Transcribe the listing in full, excluding any pictures.

========================================================================

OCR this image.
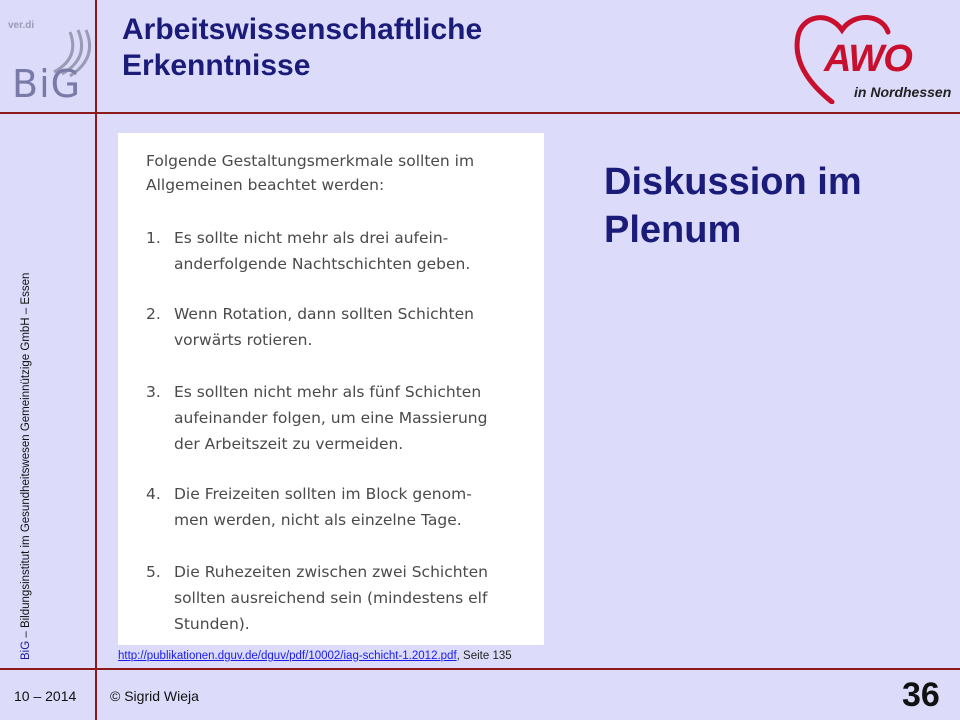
ver.di
BiG
Arbeitswissenschaftliche
Erkenntnisse	AWO
in Nordhessen
BiG – Bildungsinstitut im Gesundheitswesen Gemeinnützige GmbH – Essen
Folgende Gestaltungsmerkmale sollten im
Allgemeinen beachtet werden:
1. Es sollte nicht mehr als drei aufein-
anderfolgende Nachtschichten geben.
2. Wenn Rotation, dann sollten Schichten
vorwärts rotieren.
3. Es sollten nicht mehr als fünf Schichten
aufeinander folgen, um eine Massierung
der Arbeitszeit zu vermeiden.
4. Die Freizeiten sollten im Block genom-
men werden, nicht als einzelne Tage.
5. Die Ruhezeiten zwischen zwei Schichten
sollten ausreichend sein (mindestens elf
Stunden).
http://publikationen.dguv.de/dguv/pdf/10002/iag-schicht-1.2012.pdf, Seite 135
Diskussion im
Plenum
10 – 2014 © Sigrid Wieja	36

========================================================================

■ SOLUTION TO THIS EXERCISE:
OCR this image.
ver.di
BiG
Arbeitswissenschaftliche
Erkenntnisse	AWO
in Nordhessen
BiG – Bildungsinstitut im Gesundheitswesen Gemeinnützige GmbH – Essen
Folgende Gestaltungsmerkmale sollten im
Allgemeinen beachtet werden:
1. Es sollte nicht mehr als drei aufein-
anderfolgende Nachtschichten geben.
2. Wenn Rotation, dann sollten Schichten
vorwärts rotieren.
3. Es sollten nicht mehr als fünf Schichten
aufeinander folgen, um eine Massierung
der Arbeitszeit zu vermeiden.
4. Die Freizeiten sollten im Block genom-
men werden, nicht als einzelne Tage.
5. Die Ruhezeiten zwischen zwei Schichten
sollten ausreichend sein (mindestens elf
Stunden).
http://publikationen.dguv.de/dguv/pdf/10002/iag-schicht-1.2012.pdf, Seite 135
Diskussion im
Plenum
10 – 2014 © Sigrid Wieja	36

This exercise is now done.